EXERCÍCIOS:
(1) Segundo o trecho fornecido, que tribunal concedeu o Habeas Corpus que restabeleceu a liberdade da pessoa acusada de roubo?
(2) Indique se cada afirmação está de acordo com o trecho fornecido e cite as palavras que decidem: (a) Os acusados foram presos em flagrante pela Polícia Militar. (b) A sentença de primeira instância fixou o regime inicial semiaberto. (c) O Tribunal de Justiça de São Paulo revogou a prisão preventiva de um dos acusados.

Pílula Penal

Blog do Henrique Gonçalves Sanches

A SENTENÇA PENAL CONDENATÓRIA E O DIREITO AO RECURSO EM LIBERDADE.

Recentemente, tive a oportunidade de atuar na defesa de uma pessoa acusada do cometimento do crime de roubo, quando foi restabelecida a sua liberdade em virtude de Habeas Corpus concedido pelo Superior Tribunal de Justiça, ainda que tenha respondido ao processo presa e condenada em primeira instância.

Como se explicará adiante, por conta de uma importante negligência na sentença penal condenatória, foi reconhecido pelo STJ, o constrangimento ilegal na liberdade de locomoção do homem condenado, o que lhe garantiu o direito de aguardar o julgamento do recurso em liberdade.

Este conteúdo foi elaborado com a pretensão de esclarecer o leitor sobre uma importante questão na sentença penal condenatória: o direto ao recurso em liberdade.

Boa leitura!

1. PARA ENTENDER O CASO.

O Ministério Público do Estado de São Paulo denunciou duas pessoas pelo crime de roubo com agravação da pena pelo uso de arma e concurso de pessoas, quando ao final do processo na primeira instância, foram condenadas ao cumprimento de altas penas privativas de liberdade em regime inicial fechado, sendo negado ainda o direito ao recurso de apelação em liberdade.

Os condenados apelaram da sentença penal.

É importante esclarecer que estes homens foram presos em flagrante pela Polícia Militar, e após a formalização da prisão, encaminhados à audiência de custódia, onde fora decidido pela decretação da prisão preventiva.

Durante a instrução criminal foi requerida a revogação da prisão preventiva de um daqueles acusados, sendo a liberdade negada na primeira instância, no Tribunal de Justiça de São Paulo, e também pelo Superior Tribunal de Justiça.

A justificativa sempre foi a mesma: a gravidade concreta do caso.

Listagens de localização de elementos
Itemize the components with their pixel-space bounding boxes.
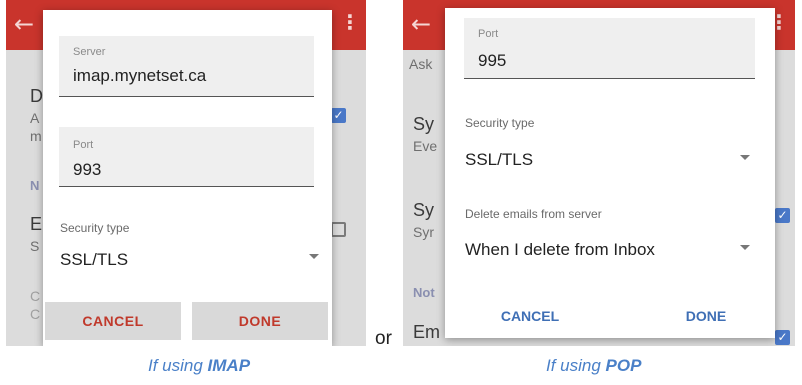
delete-emails-dropdown[interactable]: When I delete from Inbox: [464, 230, 750, 270]
background-text: m: [30, 128, 42, 144]
checkbox-checked-icon: ✓: [775, 208, 790, 223]
port-field[interactable]: Port 995: [464, 18, 755, 79]
imap-server-settings-dialog: Server imap.mynetset.ca Port 993 Securit…: [43, 10, 332, 346]
background-text: Ask: [409, 56, 433, 72]
pop-server-settings-dialog: Port 995 Security type SSL/TLS Delete em…: [445, 8, 775, 338]
or-connector: or: [375, 328, 392, 349]
back-arrow-icon[interactable]: ←: [411, 10, 431, 38]
checkbox-empty-icon: [331, 222, 346, 237]
delete-emails-label: Delete emails from server: [465, 207, 602, 221]
port-label: Port: [73, 139, 94, 151]
background-text: D: [30, 86, 43, 106]
port-label: Port: [478, 28, 499, 40]
server-field[interactable]: Server imap.mynetset.ca: [59, 36, 314, 97]
background-text: Eve: [413, 138, 438, 154]
background-text: E: [30, 214, 43, 234]
security-type-value: SSL/TLS: [465, 150, 534, 169]
security-type-value: SSL/TLS: [60, 250, 129, 269]
checkbox-checked-icon: ✓: [331, 108, 346, 123]
server-value: imap.mynetset.ca: [73, 66, 207, 85]
back-arrow-icon[interactable]: ←: [14, 10, 34, 38]
done-button[interactable]: DONE: [192, 302, 328, 340]
background-text: C: [30, 288, 41, 304]
security-type-label: Security type: [465, 116, 535, 130]
background-text: S: [30, 238, 40, 254]
dropdown-arrow-icon: [740, 155, 750, 160]
port-value: 995: [478, 51, 507, 70]
port-value: 993: [73, 160, 102, 179]
dropdown-arrow-icon: [740, 245, 750, 250]
imap-caption: If using IMAP: [148, 356, 251, 375]
server-label: Server: [73, 46, 106, 58]
background-text: Syr: [413, 224, 434, 240]
more-options-icon[interactable]: ⋮: [340, 10, 360, 34]
background-section-label: Not: [413, 285, 435, 300]
background-text: A: [30, 110, 40, 126]
security-type-label: Security type: [60, 221, 130, 235]
pop-caption: If using POP: [546, 356, 642, 375]
checkbox-checked-icon: ✓: [775, 330, 790, 345]
background-text: Sy: [413, 114, 435, 134]
background-text: C: [30, 306, 41, 322]
dropdown-arrow-icon: [309, 254, 319, 259]
port-field[interactable]: Port 993: [59, 127, 314, 187]
security-type-dropdown[interactable]: SSL/TLS: [464, 140, 750, 180]
done-button[interactable]: DONE: [671, 304, 741, 328]
pop-screenshot: ← ⋮ Ask Sy Eve Sy Syr Not Em ✓ ✓ Port 99…: [403, 0, 795, 346]
cancel-button[interactable]: CANCEL: [485, 304, 575, 328]
cancel-button[interactable]: CANCEL: [45, 302, 181, 340]
security-type-dropdown[interactable]: SSL/TLS: [59, 242, 319, 276]
background-text: Sy: [413, 200, 435, 220]
background-text: Em: [413, 322, 440, 342]
imap-screenshot: ← ⋮ D A m N E S C C ✓ Server imap.mynets…: [6, 0, 366, 346]
background-section-label: N: [30, 178, 40, 193]
delete-emails-value: When I delete from Inbox: [465, 240, 655, 259]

SOLUÇÕES POR TAREFA:
(1) O Superior Tribunal de Justiça.

(2)
(a) Sim: "estes homens foram presos em flagrante pela Polícia Militar".
(b) Não: "em regime inicial fechado".
(c) Não: "sendo a liberdade negada na primeira instância, no Tribunal de Justiça de São Paulo, e também pelo Superior Tribunal de Justiça".